▶ [DIRECTIONS]
Find the word "önce" in the data. Return every line where it appears.

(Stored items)
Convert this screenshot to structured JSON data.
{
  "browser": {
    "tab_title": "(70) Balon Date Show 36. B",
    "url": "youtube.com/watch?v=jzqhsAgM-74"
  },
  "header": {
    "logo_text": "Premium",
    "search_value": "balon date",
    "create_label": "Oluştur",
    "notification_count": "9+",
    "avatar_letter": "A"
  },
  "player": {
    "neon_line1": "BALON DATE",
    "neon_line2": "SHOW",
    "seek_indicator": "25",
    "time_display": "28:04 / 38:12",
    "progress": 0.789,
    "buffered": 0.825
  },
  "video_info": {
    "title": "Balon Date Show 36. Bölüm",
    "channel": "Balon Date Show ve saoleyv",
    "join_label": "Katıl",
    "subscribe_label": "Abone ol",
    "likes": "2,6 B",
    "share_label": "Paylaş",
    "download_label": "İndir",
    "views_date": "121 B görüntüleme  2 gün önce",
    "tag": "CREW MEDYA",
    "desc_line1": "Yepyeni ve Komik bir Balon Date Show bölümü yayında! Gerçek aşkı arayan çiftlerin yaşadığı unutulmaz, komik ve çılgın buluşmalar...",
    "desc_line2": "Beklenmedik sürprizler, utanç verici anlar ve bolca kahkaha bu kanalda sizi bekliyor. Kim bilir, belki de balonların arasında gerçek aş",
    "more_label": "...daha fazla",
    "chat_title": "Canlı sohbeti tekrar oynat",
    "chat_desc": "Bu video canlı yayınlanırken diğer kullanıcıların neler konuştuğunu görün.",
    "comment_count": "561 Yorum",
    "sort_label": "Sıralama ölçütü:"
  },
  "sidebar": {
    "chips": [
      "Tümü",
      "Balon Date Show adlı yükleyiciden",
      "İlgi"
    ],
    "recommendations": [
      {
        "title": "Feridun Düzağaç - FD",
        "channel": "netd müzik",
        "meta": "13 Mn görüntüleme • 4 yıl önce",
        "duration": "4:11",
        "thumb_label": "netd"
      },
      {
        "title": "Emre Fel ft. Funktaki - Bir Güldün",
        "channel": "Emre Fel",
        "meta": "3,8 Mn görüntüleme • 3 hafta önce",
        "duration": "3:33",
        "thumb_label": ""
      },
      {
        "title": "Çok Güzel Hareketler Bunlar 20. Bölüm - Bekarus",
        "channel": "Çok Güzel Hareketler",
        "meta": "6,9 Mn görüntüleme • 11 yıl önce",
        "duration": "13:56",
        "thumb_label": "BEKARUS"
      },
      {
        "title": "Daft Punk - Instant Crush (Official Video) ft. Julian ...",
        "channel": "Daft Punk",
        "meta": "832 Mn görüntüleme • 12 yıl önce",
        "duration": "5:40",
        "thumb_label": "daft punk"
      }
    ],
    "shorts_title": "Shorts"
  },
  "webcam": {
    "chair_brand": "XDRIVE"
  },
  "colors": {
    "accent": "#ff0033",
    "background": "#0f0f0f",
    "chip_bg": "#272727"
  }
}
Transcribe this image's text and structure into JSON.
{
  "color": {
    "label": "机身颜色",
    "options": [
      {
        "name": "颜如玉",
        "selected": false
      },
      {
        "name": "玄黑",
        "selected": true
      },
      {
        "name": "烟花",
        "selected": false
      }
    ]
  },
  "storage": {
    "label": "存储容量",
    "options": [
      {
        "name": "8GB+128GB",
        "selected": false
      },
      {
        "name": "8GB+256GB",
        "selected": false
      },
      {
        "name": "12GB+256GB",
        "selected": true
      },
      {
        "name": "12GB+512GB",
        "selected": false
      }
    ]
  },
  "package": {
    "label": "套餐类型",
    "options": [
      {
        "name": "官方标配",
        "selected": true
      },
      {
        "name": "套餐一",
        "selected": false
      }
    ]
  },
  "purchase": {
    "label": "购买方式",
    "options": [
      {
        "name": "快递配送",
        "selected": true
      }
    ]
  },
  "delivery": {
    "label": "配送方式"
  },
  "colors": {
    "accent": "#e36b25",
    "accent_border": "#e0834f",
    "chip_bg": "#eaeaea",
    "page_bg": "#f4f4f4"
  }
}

▶ [TASK SOLUTION]
    "views_date": "121 B görüntüleme  2 gün önce",
        "meta": "13 Mn görüntüleme • 4 yıl önce",
        "meta": "3,8 Mn görüntüleme • 3 hafta önce",
        "meta": "6,9 Mn görüntüleme • 11 yıl önce",
        "meta": "832 Mn görüntüleme • 12 yıl önce",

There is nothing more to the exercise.